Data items
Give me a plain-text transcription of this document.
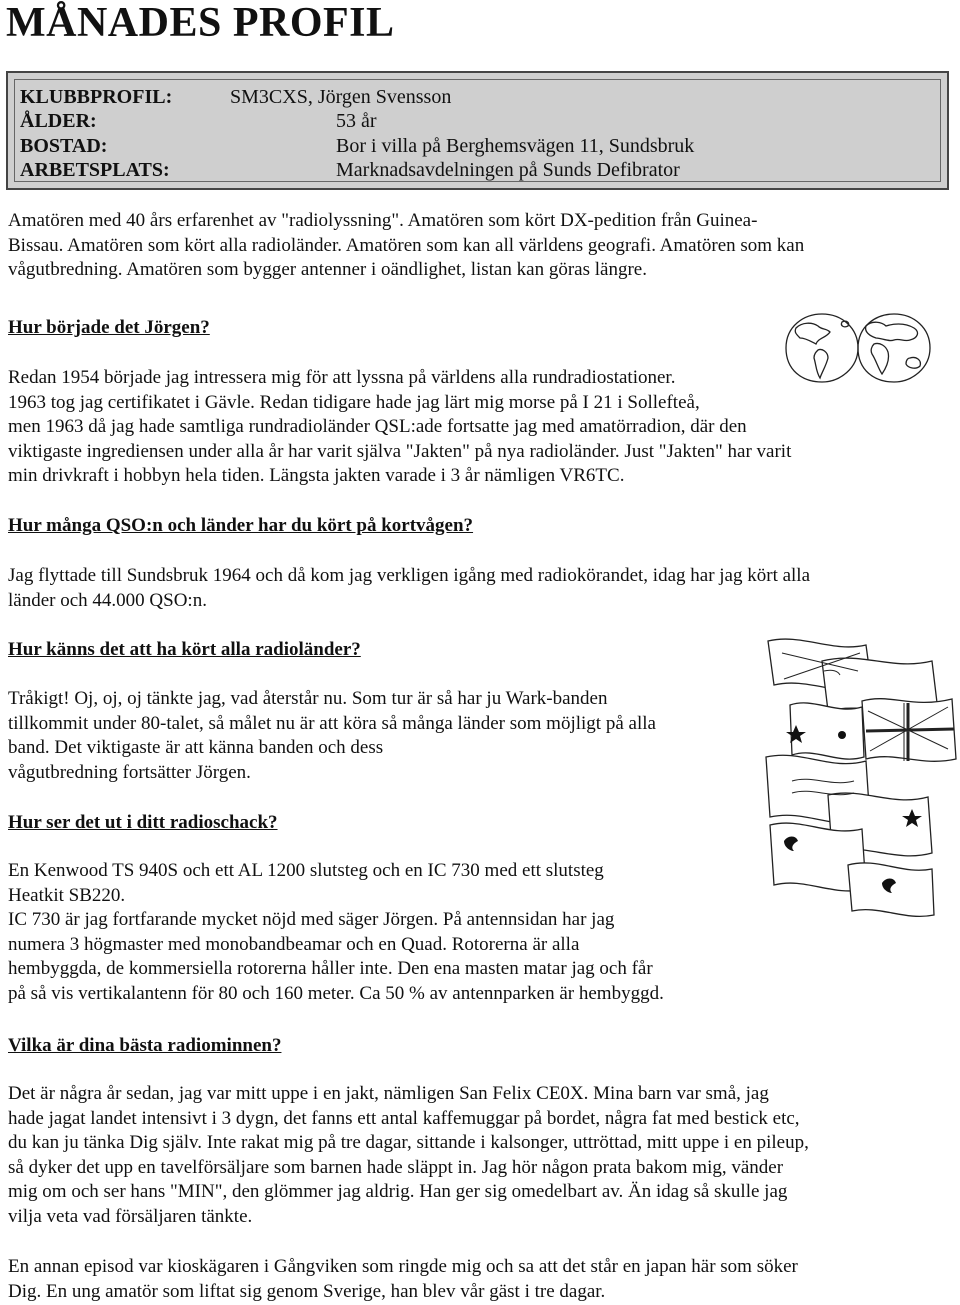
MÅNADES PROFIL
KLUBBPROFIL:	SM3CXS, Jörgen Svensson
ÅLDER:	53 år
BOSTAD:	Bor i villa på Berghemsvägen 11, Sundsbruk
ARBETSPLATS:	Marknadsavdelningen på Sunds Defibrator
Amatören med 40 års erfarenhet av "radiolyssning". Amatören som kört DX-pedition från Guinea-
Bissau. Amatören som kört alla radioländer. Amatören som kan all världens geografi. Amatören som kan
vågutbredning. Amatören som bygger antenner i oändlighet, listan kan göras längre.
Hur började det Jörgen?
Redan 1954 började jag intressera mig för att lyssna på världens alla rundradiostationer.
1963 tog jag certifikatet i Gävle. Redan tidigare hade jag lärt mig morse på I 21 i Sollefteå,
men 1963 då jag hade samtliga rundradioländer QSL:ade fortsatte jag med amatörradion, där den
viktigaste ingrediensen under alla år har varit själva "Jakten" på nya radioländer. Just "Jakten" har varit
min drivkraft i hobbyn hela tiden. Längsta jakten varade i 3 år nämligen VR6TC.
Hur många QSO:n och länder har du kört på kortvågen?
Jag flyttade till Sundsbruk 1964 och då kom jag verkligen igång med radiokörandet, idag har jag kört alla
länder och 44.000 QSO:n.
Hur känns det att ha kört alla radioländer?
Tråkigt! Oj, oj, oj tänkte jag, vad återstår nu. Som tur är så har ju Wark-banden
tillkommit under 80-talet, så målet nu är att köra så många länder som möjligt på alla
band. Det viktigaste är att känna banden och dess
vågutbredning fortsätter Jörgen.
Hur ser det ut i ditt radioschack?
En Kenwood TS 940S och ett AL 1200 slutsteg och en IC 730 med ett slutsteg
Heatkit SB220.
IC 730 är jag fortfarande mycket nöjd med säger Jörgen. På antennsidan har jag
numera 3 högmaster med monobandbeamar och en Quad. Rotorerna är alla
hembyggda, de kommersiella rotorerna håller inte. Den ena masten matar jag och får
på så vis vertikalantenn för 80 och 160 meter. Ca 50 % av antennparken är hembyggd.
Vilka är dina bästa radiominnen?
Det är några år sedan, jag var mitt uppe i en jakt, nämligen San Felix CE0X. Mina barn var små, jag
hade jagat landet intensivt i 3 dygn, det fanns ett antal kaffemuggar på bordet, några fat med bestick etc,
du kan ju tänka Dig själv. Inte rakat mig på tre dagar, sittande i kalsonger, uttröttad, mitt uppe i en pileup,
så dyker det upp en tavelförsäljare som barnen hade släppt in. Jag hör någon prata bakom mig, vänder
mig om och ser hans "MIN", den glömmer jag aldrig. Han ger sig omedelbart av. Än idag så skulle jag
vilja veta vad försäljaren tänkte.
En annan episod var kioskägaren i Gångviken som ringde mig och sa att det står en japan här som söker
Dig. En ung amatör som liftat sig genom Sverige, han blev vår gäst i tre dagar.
---
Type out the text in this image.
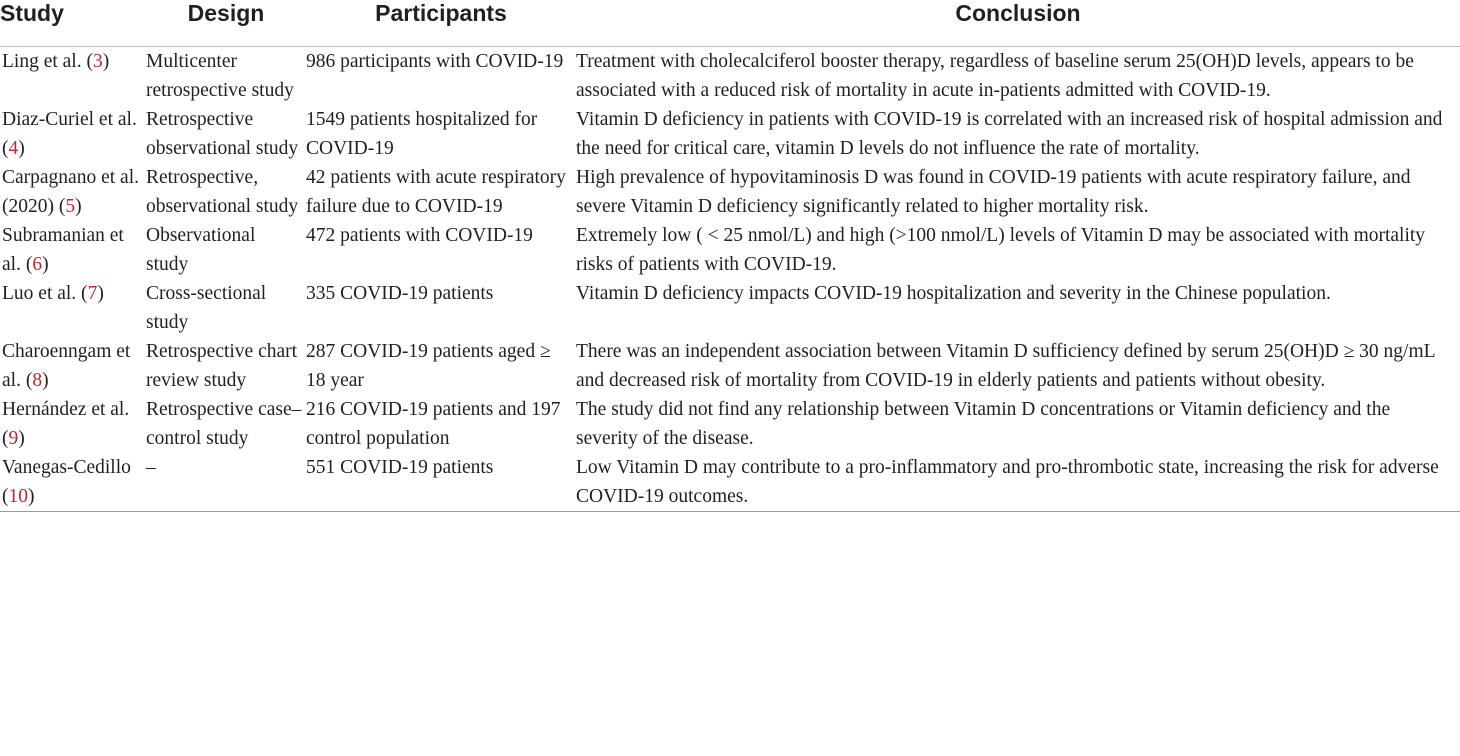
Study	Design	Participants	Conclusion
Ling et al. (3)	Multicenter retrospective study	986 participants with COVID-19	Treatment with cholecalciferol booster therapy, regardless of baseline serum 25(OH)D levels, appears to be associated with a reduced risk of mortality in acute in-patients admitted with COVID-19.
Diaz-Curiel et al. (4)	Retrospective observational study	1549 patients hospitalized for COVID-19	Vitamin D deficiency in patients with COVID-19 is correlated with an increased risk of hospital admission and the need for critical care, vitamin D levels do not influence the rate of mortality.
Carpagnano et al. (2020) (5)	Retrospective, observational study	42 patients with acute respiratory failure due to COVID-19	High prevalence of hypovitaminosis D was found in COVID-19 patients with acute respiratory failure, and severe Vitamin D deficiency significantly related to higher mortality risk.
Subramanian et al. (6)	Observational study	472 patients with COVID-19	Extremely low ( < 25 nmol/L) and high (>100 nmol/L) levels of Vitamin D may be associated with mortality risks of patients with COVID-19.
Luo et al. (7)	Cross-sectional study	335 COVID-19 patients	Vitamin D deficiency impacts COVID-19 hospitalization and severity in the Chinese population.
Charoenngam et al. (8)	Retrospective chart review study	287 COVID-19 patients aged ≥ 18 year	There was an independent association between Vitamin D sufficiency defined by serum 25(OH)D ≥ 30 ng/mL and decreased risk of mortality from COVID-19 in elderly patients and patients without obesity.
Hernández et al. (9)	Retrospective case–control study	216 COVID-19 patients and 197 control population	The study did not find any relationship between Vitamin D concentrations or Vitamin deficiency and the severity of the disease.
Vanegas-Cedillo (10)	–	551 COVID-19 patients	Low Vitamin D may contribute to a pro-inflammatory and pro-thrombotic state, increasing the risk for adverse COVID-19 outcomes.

* _Your task_
From the entries, copy every line in which the string "dagar" can be found.

* _Your solution_
du kan ju tänka Dig själv. Inte rakat mig på tre dagar, sittande i kalsonger, uttröttad, mitt uppe i en pileup,
Dig. En ung amatör som liftat sig genom Sverige, han blev vår gäst i tre dagar.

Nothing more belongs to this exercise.